§ **MATERIAL PROVIDED**:
* * *

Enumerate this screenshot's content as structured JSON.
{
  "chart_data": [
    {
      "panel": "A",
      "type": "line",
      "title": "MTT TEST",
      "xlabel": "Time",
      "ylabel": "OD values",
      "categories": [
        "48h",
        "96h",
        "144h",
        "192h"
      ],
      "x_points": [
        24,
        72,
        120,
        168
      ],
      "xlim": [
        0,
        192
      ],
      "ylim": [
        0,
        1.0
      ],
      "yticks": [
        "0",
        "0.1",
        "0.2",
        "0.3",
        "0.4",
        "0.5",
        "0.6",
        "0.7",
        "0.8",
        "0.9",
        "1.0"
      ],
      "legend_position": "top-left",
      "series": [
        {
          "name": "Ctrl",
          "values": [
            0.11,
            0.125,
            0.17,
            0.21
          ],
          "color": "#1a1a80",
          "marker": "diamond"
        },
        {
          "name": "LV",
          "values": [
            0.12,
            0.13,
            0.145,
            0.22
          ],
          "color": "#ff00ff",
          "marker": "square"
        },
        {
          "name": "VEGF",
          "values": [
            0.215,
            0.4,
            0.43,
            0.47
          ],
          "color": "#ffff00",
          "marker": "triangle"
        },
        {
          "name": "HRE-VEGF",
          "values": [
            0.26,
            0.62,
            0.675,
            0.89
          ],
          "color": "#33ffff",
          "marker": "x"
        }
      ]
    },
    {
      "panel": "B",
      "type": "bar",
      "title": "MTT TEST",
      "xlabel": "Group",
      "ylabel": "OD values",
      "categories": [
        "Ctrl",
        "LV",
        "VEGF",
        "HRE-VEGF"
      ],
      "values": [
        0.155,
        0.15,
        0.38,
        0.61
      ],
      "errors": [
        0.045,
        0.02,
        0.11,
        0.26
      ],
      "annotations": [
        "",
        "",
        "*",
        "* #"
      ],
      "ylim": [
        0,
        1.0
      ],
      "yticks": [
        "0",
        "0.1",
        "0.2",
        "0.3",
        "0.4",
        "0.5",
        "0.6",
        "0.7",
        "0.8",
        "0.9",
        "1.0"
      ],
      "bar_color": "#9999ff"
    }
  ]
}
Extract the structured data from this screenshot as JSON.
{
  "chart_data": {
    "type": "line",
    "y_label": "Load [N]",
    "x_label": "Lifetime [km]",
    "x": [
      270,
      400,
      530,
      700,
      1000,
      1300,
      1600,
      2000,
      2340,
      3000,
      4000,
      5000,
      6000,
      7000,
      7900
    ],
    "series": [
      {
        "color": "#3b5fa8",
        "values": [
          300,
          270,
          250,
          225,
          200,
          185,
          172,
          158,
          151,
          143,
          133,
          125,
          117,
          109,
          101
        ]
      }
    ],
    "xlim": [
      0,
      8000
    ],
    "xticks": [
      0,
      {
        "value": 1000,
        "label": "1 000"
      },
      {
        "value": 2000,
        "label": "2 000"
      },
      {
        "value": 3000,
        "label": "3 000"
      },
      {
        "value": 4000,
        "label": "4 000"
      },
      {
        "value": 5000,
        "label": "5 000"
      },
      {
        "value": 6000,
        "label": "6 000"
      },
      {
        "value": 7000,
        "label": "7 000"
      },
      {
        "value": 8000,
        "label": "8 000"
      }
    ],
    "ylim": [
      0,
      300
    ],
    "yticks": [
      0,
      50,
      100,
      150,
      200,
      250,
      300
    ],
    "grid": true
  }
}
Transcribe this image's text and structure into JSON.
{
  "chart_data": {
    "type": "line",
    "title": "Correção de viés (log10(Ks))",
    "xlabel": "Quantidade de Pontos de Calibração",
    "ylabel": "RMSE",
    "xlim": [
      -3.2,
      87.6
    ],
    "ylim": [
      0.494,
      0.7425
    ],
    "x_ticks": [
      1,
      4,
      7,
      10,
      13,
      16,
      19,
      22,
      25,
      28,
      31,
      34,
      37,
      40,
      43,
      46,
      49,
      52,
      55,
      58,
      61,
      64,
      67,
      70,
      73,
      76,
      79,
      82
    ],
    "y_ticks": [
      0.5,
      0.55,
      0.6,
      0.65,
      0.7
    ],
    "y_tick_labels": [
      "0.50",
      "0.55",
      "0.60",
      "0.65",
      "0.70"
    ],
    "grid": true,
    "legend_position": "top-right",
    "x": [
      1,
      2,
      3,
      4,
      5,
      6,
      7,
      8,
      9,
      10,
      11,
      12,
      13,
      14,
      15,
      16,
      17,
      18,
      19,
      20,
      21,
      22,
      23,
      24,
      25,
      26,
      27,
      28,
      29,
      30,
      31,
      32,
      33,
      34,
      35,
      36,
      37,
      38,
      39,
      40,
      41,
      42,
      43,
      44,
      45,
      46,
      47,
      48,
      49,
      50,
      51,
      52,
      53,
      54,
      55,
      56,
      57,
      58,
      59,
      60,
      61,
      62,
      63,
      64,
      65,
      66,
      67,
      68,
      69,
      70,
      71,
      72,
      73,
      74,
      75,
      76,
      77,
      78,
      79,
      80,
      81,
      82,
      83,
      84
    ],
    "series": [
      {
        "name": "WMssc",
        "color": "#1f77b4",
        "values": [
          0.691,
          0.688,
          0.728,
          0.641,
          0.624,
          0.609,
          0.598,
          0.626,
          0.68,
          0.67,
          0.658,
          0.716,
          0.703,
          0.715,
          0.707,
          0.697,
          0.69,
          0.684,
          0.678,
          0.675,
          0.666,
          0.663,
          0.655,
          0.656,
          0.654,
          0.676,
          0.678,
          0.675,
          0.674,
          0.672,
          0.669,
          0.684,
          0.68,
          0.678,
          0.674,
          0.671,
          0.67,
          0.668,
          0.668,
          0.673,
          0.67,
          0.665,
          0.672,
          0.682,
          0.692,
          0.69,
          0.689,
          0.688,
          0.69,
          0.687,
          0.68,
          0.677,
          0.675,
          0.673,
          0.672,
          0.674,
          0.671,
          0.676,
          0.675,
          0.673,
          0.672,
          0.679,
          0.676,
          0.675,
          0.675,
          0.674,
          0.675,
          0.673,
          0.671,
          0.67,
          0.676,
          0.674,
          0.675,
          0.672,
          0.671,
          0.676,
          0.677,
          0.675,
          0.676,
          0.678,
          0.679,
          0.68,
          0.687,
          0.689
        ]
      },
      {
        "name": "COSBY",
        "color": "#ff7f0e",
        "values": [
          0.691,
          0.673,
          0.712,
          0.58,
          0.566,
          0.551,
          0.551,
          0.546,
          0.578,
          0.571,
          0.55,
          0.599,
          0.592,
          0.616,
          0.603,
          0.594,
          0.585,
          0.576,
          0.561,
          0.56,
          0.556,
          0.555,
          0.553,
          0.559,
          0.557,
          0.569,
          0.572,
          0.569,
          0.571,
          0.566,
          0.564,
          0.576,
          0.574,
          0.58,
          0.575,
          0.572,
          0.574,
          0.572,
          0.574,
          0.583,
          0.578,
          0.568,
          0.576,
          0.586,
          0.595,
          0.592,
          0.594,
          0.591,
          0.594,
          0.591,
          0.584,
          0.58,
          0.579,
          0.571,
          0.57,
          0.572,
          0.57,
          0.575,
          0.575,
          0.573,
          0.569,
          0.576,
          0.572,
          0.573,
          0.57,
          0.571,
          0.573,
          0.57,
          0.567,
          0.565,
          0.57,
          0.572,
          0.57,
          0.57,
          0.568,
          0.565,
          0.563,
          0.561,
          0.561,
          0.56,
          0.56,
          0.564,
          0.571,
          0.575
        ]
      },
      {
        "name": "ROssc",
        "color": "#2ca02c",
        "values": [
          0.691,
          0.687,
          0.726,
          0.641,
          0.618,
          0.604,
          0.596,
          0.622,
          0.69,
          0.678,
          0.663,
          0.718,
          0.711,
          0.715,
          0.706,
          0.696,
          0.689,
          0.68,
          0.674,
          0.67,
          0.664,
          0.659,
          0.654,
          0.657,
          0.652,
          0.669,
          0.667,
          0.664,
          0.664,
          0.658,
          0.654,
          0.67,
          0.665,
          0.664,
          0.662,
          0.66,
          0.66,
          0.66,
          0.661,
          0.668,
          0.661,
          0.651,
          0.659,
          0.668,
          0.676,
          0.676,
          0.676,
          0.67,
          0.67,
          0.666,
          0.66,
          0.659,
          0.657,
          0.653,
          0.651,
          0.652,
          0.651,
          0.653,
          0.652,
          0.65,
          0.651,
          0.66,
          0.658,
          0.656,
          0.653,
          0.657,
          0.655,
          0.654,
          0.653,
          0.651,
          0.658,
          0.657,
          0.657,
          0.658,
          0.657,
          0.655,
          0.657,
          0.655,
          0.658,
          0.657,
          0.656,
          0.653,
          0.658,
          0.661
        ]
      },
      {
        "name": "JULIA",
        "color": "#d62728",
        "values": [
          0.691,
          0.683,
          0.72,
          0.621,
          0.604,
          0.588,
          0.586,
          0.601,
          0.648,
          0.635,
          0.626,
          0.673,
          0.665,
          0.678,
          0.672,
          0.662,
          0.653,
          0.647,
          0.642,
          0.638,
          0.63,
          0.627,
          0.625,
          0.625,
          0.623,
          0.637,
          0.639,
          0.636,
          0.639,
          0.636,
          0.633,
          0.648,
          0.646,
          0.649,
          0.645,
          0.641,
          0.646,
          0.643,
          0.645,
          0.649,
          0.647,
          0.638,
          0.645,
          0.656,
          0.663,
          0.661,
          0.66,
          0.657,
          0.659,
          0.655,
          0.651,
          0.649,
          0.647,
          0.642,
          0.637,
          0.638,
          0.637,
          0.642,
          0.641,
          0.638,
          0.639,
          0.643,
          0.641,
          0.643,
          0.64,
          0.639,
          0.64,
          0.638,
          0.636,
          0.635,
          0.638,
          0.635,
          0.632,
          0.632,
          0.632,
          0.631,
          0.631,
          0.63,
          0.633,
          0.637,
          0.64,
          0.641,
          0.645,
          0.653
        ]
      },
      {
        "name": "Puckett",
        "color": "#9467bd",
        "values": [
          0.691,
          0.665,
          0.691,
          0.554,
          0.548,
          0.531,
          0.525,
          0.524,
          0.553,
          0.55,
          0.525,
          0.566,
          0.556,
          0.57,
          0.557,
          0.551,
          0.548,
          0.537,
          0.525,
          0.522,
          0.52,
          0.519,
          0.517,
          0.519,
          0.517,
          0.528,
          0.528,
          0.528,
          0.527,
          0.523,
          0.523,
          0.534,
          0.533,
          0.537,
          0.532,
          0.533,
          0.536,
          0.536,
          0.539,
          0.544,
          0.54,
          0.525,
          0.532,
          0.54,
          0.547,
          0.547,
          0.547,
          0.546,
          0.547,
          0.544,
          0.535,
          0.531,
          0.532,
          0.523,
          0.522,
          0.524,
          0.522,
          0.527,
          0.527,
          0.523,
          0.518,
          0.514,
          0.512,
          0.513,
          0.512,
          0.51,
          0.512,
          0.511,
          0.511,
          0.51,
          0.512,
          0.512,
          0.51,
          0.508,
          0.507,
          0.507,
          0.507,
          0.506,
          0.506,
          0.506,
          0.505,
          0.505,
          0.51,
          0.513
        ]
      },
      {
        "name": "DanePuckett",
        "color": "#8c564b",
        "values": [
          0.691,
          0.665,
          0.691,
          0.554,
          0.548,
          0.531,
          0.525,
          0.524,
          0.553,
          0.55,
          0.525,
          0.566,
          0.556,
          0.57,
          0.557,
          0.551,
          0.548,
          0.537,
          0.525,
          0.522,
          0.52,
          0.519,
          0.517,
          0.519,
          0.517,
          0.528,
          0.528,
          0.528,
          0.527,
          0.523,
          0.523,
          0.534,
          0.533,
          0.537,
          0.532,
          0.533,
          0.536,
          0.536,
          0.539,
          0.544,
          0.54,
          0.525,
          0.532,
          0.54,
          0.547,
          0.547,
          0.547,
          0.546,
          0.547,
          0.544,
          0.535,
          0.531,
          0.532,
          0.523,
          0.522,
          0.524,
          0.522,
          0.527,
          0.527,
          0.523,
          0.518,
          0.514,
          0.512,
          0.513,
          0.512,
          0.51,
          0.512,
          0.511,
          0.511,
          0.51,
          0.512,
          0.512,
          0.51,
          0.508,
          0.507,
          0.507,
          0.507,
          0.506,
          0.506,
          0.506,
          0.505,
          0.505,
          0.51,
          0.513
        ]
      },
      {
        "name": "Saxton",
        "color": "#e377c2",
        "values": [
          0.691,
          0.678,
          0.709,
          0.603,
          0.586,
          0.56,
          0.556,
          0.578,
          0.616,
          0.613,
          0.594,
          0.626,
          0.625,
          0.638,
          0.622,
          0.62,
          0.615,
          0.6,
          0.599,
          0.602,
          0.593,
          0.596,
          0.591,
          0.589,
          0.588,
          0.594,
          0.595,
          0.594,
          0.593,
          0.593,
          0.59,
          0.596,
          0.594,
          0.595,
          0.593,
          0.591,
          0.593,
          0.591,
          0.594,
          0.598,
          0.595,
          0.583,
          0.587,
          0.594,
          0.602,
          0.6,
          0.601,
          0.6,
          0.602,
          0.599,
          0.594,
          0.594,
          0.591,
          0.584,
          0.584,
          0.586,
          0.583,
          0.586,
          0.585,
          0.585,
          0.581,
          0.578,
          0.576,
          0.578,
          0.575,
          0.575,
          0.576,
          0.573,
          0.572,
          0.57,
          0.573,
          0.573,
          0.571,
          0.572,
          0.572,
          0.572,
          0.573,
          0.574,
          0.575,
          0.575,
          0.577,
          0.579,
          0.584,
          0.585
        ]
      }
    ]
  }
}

* * *

§ **REQUEST**:
Count how many lines include the string "name". Nothing but the number is needed.

§ **WORKED SOLUTION**:
11